— START —

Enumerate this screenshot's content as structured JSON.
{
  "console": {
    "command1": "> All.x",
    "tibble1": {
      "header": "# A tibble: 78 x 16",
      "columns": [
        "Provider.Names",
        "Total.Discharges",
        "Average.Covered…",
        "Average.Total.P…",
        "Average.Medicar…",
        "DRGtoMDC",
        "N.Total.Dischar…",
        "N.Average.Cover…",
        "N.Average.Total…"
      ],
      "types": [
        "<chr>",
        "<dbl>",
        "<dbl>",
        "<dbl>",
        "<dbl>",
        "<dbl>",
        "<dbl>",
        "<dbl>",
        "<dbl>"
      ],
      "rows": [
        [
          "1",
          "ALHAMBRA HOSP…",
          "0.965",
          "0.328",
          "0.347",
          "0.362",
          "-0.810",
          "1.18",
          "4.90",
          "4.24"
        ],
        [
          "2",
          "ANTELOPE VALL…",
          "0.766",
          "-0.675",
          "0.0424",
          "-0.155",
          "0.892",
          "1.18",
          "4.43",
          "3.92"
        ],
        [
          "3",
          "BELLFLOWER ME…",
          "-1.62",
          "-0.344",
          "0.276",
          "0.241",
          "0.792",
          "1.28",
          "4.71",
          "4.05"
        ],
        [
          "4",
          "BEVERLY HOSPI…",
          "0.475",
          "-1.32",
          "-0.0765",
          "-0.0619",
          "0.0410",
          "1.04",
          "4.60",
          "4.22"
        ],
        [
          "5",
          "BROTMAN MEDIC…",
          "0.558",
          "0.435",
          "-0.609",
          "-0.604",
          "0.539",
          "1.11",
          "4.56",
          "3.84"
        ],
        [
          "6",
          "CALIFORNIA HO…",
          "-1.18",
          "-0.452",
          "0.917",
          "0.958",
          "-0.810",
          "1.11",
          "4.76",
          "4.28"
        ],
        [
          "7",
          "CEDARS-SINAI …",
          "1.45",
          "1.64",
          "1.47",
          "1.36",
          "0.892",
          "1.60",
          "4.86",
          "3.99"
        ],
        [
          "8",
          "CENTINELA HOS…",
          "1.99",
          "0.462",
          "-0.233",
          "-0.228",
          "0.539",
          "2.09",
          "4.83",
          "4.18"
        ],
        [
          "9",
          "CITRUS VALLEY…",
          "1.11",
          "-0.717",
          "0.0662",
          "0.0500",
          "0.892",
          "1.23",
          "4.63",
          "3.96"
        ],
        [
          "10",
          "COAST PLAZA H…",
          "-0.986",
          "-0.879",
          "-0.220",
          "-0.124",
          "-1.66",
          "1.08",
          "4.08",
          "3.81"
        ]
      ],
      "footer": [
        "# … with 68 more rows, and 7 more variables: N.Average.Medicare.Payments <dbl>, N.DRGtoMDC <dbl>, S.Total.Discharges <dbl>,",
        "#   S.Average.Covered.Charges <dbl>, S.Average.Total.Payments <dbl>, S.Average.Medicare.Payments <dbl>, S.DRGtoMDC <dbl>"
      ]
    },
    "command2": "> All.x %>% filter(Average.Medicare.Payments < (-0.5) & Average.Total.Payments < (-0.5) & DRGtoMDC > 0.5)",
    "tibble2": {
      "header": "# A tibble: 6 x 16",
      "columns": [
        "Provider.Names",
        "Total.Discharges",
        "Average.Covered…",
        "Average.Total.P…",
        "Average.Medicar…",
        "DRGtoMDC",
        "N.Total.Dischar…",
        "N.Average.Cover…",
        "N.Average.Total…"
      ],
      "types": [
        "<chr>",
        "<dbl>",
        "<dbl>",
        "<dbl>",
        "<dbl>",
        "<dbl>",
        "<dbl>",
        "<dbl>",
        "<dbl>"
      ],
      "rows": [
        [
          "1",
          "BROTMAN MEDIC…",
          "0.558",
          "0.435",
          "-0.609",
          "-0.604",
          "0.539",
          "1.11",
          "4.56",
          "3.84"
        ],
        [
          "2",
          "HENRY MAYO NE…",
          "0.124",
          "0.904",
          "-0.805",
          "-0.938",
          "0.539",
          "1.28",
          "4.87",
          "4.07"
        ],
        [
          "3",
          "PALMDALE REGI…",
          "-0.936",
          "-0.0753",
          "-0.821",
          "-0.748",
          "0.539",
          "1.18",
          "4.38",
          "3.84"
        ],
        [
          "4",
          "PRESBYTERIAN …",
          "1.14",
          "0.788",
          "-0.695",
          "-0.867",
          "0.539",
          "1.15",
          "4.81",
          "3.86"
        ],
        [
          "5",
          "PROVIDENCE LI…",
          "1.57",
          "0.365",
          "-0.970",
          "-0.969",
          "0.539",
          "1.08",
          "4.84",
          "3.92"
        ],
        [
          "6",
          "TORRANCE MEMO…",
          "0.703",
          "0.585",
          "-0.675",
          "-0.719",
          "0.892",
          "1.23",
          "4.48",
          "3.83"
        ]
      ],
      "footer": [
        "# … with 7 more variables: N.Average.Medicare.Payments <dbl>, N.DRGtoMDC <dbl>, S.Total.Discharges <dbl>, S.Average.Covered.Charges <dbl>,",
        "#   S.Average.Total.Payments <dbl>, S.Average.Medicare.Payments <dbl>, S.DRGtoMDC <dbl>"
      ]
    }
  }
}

— END —

* TASK INSTRUCTIONS
Gather up, from the records above, each line where the word "Covered" appears.

* WRITTEN SOLUTION
        "Average.Covered…",
        "#   S.Average.Covered.Charges <dbl>, S.Average.Total.Payments <dbl>, S.Average.Medicare.Payments <dbl>, S.DRGtoMDC <dbl>"
        "Average.Covered…",
        "# … with 7 more variables: N.Average.Medicare.Payments <dbl>, N.DRGtoMDC <dbl>, S.Total.Discharges <dbl>, S.Average.Covered.Charges <dbl>,",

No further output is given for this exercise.